Excerpt provided>
Joined: Sat Jan 04, 2003 10:03 pm
Posts: 1706
Progress thus far:

1) I replaced mgia_update() with a whole new implementation of the original algorithm. There is measurable performance gain in terms of graphics performance, but the emulator as a whole is still very much slow. I used Blargg's color expander code above, but the rest of the code is mine. This results in consistent 30fps on my box when profiler support is turned off (e.g., the effects of playing MP3s or doing other host CPU-heavy stuff is drastically reduced).

EDIT: The new mgia code made implementing frame skip much more worth it. With a skip of 4 (meaning, it draws 1 frame, then skips the next 4), I get 67 fps, and with 10 I get 98 fps average.

2) Speaking of fps, I removed the old "wallclock MHz" status and replaced it with fps readout. Since CPU speed is synchronized with the video speed, the same information is there, but with easier to grok numbers.

3) I replaced the decoder.c file with one that used function pointers for each page of memory (all 65536 pages). This made the emulator slower by 4 to 6 fps consistently. It seems a mask-and-if decision tree is faster than a jump table.

Listing>
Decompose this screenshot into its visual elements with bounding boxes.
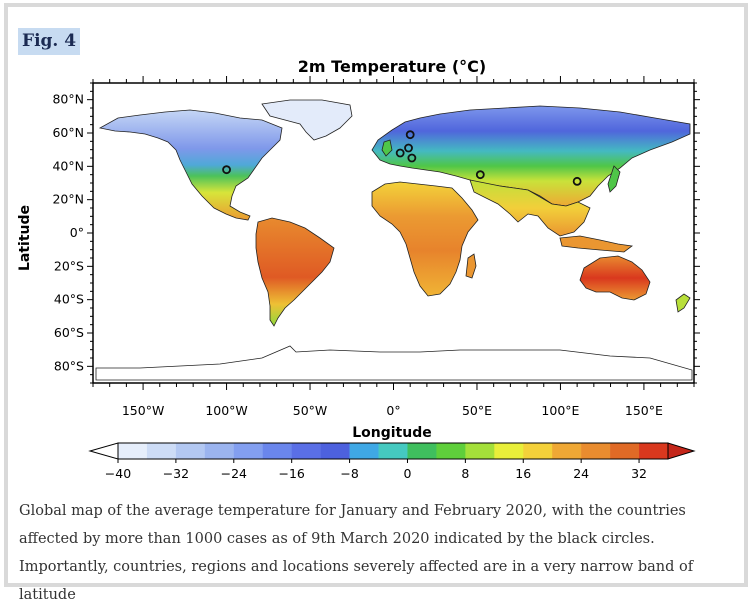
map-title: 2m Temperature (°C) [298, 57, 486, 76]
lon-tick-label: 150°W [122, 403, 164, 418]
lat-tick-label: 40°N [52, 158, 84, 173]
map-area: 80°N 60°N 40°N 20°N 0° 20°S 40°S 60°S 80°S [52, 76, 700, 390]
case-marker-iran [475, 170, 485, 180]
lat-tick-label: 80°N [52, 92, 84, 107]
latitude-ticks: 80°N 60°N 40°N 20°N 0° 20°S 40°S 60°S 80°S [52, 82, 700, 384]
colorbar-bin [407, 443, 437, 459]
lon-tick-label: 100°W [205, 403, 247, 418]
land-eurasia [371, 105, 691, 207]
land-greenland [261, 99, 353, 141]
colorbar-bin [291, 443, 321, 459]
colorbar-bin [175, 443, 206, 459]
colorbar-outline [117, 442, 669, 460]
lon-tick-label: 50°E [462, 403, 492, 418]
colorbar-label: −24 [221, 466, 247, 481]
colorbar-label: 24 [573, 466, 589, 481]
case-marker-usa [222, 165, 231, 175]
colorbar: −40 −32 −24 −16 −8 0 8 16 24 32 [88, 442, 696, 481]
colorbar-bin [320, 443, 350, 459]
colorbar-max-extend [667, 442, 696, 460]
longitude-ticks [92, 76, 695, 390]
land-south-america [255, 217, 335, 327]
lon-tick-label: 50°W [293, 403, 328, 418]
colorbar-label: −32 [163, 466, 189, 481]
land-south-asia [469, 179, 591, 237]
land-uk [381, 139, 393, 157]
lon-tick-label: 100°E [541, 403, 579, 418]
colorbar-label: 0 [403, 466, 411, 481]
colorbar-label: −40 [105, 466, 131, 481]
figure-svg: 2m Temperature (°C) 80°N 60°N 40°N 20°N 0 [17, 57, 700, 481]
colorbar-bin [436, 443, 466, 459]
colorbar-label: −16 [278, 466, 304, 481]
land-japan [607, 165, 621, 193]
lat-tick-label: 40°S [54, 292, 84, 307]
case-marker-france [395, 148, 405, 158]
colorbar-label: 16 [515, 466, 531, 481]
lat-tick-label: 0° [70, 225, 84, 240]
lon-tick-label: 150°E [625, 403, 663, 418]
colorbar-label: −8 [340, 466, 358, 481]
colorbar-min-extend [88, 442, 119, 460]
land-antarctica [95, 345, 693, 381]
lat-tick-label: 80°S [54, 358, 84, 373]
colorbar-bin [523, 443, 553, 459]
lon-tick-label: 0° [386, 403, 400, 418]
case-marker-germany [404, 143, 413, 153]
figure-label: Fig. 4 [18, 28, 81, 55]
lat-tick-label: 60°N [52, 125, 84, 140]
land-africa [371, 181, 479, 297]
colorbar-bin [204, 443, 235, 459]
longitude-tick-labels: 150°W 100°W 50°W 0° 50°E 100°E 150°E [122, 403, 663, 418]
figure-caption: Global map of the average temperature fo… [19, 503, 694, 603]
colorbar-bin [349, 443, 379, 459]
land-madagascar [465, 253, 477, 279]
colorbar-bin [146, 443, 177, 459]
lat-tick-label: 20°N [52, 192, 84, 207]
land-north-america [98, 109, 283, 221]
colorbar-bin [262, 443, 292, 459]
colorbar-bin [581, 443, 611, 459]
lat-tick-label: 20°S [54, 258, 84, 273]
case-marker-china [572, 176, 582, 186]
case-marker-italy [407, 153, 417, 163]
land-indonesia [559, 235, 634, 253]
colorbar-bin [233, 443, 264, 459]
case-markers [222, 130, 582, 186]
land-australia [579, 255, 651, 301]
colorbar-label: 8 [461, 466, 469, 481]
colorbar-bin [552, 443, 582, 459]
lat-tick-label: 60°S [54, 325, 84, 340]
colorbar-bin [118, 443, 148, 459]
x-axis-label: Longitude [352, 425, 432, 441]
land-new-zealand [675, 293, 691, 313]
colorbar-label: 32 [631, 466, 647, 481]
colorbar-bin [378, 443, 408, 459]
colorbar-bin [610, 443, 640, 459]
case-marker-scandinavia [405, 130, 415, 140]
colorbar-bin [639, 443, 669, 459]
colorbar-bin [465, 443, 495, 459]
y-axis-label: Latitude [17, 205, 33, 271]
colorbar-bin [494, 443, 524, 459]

Tasks to perform>
1. Check each statement against the forum post on emulator progress. Mark each one yes or no, and quote the words of the text that decide it.
(a) Switching decoder.c to function pointers for each page of memory made the emulator faster.
(b) A frame skip of 10 gave an average of 98 fps.
(c) The poster wrote all of the new mgia_update() code, including the color expander.
2. Reproduce the forum post on emulator progress starting with "2) Speaking of" and going on through "to grok numbers.", renaming "fps readout" as "frame-rate readout".

Answers to the exercises>
1.
(a) No: "This made the emulator slower by 4 to 6 fps consistently."
(b) Yes: "with 10 I get 98 fps average."
(c) No: "I used Blargg's color expander code above, but the rest of the code is mine."

2.
2) Speaking of fps, I removed the old "wallclock MHz" status and replaced it with frame-rate readout. Since CPU speed is synchronized with the video speed, the same information is there, but with easier to grok numbers.